### What is required
Pull out every line below that contains the word "Chronic".

Task data: Begin

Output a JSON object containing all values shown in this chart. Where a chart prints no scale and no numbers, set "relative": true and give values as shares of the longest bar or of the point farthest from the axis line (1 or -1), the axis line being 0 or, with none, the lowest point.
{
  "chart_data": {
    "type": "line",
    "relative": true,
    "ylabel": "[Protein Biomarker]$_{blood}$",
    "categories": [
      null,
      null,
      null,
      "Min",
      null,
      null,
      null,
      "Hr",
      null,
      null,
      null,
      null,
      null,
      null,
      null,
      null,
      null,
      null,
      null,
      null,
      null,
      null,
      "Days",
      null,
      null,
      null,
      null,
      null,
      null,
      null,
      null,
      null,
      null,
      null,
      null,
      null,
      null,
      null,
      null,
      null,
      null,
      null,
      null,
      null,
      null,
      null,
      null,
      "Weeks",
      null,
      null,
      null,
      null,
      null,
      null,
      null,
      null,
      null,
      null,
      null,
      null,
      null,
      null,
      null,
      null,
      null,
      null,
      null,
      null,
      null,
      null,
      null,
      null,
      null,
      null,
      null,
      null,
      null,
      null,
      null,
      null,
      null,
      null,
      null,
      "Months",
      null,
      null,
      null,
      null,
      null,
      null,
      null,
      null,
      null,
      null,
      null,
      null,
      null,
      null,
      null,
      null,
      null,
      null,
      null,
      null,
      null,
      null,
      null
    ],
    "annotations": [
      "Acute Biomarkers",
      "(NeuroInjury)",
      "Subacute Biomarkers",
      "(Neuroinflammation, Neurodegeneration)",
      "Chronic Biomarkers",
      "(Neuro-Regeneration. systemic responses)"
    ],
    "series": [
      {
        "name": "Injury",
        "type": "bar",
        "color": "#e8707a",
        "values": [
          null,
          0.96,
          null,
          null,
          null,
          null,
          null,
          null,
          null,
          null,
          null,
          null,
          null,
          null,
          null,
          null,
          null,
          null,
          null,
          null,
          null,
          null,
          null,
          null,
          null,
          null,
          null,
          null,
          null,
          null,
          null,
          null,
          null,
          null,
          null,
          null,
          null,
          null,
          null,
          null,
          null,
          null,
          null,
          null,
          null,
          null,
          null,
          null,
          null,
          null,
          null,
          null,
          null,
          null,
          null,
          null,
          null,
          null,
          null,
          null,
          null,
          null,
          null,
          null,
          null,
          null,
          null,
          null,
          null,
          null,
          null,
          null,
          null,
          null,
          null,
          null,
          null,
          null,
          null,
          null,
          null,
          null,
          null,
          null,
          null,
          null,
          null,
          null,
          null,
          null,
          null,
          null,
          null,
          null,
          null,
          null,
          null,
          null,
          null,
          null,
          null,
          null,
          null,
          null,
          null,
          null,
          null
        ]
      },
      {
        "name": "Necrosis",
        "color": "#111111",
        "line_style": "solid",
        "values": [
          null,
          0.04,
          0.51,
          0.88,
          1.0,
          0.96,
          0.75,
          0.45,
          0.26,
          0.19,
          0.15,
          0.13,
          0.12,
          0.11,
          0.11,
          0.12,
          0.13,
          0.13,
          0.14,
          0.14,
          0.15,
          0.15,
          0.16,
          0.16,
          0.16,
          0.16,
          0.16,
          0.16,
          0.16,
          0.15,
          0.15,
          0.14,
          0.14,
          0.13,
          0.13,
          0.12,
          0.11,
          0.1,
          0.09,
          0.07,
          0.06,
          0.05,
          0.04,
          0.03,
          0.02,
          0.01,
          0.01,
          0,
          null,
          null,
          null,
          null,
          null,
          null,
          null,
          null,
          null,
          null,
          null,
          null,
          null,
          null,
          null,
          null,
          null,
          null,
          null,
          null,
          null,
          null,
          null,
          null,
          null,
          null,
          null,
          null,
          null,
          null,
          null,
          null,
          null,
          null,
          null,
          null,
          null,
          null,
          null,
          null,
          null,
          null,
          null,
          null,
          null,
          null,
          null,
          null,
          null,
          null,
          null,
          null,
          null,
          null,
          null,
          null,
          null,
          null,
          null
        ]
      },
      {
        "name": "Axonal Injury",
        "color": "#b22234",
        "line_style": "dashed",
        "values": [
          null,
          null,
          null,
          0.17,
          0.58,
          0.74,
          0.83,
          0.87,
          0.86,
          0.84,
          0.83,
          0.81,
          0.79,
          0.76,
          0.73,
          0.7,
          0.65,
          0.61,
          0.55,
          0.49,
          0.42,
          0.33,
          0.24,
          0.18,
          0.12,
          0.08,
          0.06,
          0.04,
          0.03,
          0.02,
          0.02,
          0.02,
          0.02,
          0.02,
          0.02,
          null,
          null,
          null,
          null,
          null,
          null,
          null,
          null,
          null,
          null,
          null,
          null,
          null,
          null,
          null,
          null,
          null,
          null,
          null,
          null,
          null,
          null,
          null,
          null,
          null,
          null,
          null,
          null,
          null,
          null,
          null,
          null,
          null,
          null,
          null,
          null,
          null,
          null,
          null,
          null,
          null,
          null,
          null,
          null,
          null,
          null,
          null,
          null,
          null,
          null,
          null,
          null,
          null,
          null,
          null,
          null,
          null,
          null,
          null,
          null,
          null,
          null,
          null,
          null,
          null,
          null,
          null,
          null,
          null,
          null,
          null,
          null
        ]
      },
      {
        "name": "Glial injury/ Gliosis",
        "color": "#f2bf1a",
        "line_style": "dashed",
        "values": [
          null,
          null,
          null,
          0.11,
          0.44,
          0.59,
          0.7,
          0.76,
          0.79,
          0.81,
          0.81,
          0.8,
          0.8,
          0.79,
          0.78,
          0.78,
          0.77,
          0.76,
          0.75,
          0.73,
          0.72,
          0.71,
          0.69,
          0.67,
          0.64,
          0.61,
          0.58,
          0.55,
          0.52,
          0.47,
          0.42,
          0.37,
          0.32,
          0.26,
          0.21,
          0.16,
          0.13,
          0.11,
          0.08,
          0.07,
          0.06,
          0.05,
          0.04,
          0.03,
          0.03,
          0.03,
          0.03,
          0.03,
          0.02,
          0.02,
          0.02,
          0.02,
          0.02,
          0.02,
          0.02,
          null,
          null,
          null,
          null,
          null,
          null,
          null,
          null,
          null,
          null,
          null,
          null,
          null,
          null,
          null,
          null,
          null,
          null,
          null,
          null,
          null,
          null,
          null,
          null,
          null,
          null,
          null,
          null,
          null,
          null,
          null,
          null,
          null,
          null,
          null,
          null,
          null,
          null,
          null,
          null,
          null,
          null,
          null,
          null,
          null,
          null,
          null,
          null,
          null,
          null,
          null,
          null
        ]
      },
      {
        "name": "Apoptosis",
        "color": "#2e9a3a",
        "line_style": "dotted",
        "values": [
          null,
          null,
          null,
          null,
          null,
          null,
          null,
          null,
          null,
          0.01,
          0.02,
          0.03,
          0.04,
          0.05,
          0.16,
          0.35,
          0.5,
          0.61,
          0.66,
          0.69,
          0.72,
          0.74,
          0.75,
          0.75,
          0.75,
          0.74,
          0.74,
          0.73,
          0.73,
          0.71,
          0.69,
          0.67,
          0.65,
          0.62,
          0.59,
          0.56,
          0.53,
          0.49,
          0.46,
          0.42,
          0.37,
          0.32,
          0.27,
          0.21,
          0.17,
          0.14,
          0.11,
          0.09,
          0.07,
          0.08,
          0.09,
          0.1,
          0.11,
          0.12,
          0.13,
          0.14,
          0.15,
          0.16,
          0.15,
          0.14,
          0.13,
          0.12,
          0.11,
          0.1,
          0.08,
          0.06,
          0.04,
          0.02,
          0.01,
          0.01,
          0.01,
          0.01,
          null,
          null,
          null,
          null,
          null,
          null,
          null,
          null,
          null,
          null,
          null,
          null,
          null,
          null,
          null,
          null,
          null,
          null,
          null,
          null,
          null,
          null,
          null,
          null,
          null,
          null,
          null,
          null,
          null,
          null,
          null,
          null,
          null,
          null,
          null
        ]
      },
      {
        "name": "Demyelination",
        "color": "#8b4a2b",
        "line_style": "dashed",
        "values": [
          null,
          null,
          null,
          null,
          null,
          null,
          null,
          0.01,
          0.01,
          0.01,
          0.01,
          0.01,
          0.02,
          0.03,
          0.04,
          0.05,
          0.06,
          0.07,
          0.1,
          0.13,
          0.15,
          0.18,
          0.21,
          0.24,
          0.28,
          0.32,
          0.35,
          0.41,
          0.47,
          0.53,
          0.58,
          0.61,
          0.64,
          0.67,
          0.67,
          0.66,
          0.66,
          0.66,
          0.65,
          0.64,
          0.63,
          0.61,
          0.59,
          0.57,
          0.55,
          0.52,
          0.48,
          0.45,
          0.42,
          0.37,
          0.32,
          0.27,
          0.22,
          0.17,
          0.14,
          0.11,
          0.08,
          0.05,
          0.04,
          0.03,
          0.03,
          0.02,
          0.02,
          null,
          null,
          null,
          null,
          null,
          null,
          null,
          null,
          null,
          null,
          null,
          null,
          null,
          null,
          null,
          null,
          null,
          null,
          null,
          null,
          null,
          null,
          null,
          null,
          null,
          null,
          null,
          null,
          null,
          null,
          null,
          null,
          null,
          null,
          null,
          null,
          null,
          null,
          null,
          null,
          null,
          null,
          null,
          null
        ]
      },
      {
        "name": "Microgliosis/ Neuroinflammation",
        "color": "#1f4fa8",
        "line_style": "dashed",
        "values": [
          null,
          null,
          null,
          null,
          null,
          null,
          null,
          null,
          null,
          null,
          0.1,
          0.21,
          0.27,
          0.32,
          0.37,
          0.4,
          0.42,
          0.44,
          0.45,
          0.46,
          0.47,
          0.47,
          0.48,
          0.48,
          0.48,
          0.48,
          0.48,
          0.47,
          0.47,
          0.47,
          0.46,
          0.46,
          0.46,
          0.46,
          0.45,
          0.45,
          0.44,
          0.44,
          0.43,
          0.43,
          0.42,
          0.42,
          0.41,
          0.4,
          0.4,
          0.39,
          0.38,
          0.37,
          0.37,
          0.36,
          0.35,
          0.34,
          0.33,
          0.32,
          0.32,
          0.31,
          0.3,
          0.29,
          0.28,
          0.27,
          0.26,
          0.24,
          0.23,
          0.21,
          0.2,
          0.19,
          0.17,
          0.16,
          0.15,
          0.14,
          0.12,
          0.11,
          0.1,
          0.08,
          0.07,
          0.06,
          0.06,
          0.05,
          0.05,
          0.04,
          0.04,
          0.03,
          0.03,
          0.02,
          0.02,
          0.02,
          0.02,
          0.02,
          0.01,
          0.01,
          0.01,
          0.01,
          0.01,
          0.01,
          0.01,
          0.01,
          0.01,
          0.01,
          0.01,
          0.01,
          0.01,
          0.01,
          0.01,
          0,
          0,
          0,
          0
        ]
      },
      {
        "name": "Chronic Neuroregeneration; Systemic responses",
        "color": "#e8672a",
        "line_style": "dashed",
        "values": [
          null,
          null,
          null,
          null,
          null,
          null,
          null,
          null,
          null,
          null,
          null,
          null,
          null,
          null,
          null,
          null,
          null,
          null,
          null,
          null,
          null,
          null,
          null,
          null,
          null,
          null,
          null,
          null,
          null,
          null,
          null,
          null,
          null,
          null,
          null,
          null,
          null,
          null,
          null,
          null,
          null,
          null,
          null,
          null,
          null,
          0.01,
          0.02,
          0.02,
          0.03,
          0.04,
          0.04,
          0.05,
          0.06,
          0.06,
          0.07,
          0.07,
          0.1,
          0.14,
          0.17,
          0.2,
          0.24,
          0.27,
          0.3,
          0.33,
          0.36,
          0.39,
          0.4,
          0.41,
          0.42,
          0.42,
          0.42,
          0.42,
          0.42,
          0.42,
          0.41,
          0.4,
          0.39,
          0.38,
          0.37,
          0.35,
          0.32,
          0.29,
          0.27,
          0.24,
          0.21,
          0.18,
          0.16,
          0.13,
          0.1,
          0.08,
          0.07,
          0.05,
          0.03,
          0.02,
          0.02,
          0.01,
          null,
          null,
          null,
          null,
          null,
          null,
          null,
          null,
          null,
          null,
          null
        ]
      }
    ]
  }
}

Task data: End

### Answer section
      "Chronic Biomarkers",
        "name": "Chronic Neuroregeneration; Systemic responses",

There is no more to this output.